Goal: Exactly reproduce each line of the listing that follows.

Saved data entries

####

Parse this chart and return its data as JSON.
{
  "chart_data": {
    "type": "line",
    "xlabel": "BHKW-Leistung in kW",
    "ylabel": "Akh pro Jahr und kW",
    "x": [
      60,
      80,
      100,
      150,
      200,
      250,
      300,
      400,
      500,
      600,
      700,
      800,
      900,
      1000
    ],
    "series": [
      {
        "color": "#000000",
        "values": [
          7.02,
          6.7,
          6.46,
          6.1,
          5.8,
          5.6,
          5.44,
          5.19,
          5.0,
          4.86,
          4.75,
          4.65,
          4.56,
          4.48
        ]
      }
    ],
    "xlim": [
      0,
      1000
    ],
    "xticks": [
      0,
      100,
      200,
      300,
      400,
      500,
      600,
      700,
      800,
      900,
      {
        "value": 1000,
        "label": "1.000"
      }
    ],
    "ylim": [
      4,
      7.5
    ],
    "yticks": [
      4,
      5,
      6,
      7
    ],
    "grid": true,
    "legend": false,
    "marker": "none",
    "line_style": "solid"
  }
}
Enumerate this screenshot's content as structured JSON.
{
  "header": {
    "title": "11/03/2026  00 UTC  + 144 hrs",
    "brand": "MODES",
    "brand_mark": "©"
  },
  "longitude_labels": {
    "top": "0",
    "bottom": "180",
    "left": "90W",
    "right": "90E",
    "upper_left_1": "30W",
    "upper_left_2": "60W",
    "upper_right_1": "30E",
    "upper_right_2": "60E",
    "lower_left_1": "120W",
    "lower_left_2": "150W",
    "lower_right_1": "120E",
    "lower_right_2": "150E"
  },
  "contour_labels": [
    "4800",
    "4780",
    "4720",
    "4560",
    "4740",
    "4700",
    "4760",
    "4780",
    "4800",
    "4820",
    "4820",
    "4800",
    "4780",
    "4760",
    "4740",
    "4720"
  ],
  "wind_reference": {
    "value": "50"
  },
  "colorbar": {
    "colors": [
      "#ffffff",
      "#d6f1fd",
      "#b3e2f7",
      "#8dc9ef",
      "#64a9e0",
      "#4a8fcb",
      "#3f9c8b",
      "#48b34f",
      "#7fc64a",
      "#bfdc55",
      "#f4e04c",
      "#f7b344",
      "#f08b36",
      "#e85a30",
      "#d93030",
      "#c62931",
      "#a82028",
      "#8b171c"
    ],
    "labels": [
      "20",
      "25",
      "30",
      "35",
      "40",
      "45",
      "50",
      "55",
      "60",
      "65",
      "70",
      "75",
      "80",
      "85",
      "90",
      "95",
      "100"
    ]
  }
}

####

Output of the exercise:
Parse this chart and return its data as JSON.
{
  "chart_data": {
    "type": "line",
    "xlabel": "BHKW-Leistung in kW",
    "ylabel": "Akh pro Jahr und kW",
    "x": [
      60,
      80,
      100,
      150,
      200,
      250,
      300,
      400,
      500,
      600,
      700,
      800,
      900,
      1000
    ],
    "series": [
      {
        "color": "#000000",
        "values": [
          7.02,
          6.7,
          6.46,
          6.1,
          5.8,
          5.6,
          5.44,
          5.19,
          5.0,
          4.86,
          4.75,
          4.65,
          4.56,
          4.48
        ]
      }
    ],
    "xlim": [
      0,
      1000
    ],
    "xticks": [
      0,
      100,
      200,
      300,
      400,
      500,
      600,
      700,
      800,
      900,
      {
        "value": 1000,
        "label": "1.000"
      }
    ],
    "ylim": [
      4,
      7.5
    ],
    "yticks": [
      4,
      5,
      6,
      7
    ],
    "grid": true,
    "legend": false,
    "marker": "none",
    "line_style": "solid"
  }
}
Enumerate this screenshot's content as structured JSON.
{
  "header": {
    "title": "11/03/2026  00 UTC  + 144 hrs",
    "brand": "MODES",
    "brand_mark": "©"
  },
  "longitude_labels": {
    "top": "0",
    "bottom": "180",
    "left": "90W",
    "right": "90E",
    "upper_left_1": "30W",
    "upper_left_2": "60W",
    "upper_right_1": "30E",
    "upper_right_2": "60E",
    "lower_left_1": "120W",
    "lower_left_2": "150W",
    "lower_right_1": "120E",
    "lower_right_2": "150E"
  },
  "contour_labels": [
    "4800",
    "4780",
    "4720",
    "4560",
    "4740",
    "4700",
    "4760",
    "4780",
    "4800",
    "4820",
    "4820",
    "4800",
    "4780",
    "4760",
    "4740",
    "4720"
  ],
  "wind_reference": {
    "value": "50"
  },
  "colorbar": {
    "colors": [
      "#ffffff",
      "#d6f1fd",
      "#b3e2f7",
      "#8dc9ef",
      "#64a9e0",
      "#4a8fcb",
      "#3f9c8b",
      "#48b34f",
      "#7fc64a",
      "#bfdc55",
      "#f4e04c",
      "#f7b344",
      "#f08b36",
      "#e85a30",
      "#d93030",
      "#c62931",
      "#a82028",
      "#8b171c"
    ],
    "labels": [
      "20",
      "25",
      "30",
      "35",
      "40",
      "45",
      "50",
      "55",
      "60",
      "65",
      "70",
      "75",
      "80",
      "85",
      "90",
      "95",
      "100"
    ]
  }
}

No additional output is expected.